Retype each entry below, keeping every character the same.

---------- Records to use

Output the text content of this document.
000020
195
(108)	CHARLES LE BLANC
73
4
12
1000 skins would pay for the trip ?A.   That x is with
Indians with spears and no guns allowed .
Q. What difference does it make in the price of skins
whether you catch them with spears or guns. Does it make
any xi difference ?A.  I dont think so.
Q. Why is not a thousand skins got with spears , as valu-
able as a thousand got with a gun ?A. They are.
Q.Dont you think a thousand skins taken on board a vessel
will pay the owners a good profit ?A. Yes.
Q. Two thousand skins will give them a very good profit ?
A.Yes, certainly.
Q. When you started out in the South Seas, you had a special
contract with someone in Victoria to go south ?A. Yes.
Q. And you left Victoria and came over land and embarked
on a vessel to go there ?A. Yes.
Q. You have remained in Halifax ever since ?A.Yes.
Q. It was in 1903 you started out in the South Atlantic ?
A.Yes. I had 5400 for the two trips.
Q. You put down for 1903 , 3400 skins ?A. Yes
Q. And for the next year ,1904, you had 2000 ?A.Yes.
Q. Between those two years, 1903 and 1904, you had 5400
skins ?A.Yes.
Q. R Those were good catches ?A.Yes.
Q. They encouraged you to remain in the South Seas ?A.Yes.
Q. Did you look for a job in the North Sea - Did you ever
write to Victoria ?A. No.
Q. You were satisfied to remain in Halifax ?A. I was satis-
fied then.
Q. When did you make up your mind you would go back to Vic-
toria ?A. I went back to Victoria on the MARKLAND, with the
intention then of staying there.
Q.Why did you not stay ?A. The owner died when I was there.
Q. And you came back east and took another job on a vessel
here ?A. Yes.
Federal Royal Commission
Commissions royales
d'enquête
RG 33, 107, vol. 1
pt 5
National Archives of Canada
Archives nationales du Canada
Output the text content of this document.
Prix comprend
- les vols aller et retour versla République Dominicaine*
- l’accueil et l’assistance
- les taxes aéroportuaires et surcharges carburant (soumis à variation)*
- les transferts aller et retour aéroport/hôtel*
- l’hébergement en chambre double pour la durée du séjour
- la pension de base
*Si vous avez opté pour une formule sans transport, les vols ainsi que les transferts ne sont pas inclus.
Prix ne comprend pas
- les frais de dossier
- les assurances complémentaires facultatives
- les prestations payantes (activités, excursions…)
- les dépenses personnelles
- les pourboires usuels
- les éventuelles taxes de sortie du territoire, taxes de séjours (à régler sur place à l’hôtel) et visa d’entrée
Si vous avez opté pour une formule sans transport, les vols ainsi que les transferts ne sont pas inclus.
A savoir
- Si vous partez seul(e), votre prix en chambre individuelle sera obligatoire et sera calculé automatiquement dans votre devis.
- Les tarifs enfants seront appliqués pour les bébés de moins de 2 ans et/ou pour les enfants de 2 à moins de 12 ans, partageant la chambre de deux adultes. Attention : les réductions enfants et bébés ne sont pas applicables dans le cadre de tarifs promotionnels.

--------------------

**The output**
Output the text content of this document.
000020
195
(108)	CHARLES LE BLANC
73
4
12
1000 skins would pay for the trip ?A.   That x is with
Indians with spears and no guns allowed .
Q. What difference does it make in the price of skins
whether you catch them with spears or guns. Does it make
any xi difference ?A.  I dont think so.
Q. Why is not a thousand skins got with spears , as valu-
able as a thousand got with a gun ?A. They are.
Q.Dont you think a thousand skins taken on board a vessel
will pay the owners a good profit ?A. Yes.
Q. Two thousand skins will give them a very good profit ?
A.Yes, certainly.
Q. When you started out in the South Seas, you had a special
contract with someone in Victoria to go south ?A. Yes.
Q. And you left Victoria and came over land and embarked
on a vessel to go there ?A. Yes.
Q. You have remained in Halifax ever since ?A.Yes.
Q. It was in 1903 you started out in the South Atlantic ?
A.Yes. I had 5400 for the two trips.
Q. You put down for 1903 , 3400 skins ?A. Yes
Q. And for the next year ,1904, you had 2000 ?A.Yes.
Q. Between those two years, 1903 and 1904, you had 5400
skins ?A.Yes.
Q. R Those were good catches ?A.Yes.
Q. They encouraged you to remain in the South Seas ?A.Yes.
Q. Did you look for a job in the North Sea - Did you ever
write to Victoria ?A. No.
Q. You were satisfied to remain in Halifax ?A. I was satis-
fied then.
Q. When did you make up your mind you would go back to Vic-
toria ?A. I went back to Victoria on the MARKLAND, with the
intention then of staying there.
Q.Why did you not stay ?A. The owner died when I was there.
Q. And you came back east and took another job on a vessel
here ?A. Yes.
Federal Royal Commission
Commissions royales
d'enquête
RG 33, 107, vol. 1
pt 5
National Archives of Canada
Archives nationales du Canada
Output the text content of this document.
Prix comprend
- les vols aller et retour versla République Dominicaine*
- l’accueil et l’assistance
- les taxes aéroportuaires et surcharges carburant (soumis à variation)*
- les transferts aller et retour aéroport/hôtel*
- l’hébergement en chambre double pour la durée du séjour
- la pension de base
*Si vous avez opté pour une formule sans transport, les vols ainsi que les transferts ne sont pas inclus.
Prix ne comprend pas
- les frais de dossier
- les assurances complémentaires facultatives
- les prestations payantes (activités, excursions…)
- les dépenses personnelles
- les pourboires usuels
- les éventuelles taxes de sortie du territoire, taxes de séjours (à régler sur place à l’hôtel) et visa d’entrée
Si vous avez opté pour une formule sans transport, les vols ainsi que les transferts ne sont pas inclus.
A savoir
- Si vous partez seul(e), votre prix en chambre individuelle sera obligatoire et sera calculé automatiquement dans votre devis.
- Les tarifs enfants seront appliqués pour les bébés de moins de 2 ans et/ou pour les enfants de 2 à moins de 12 ans, partageant la chambre de deux adultes. Attention : les réductions enfants et bébés ne sont pas applicables dans le cadre de tarifs promotionnels.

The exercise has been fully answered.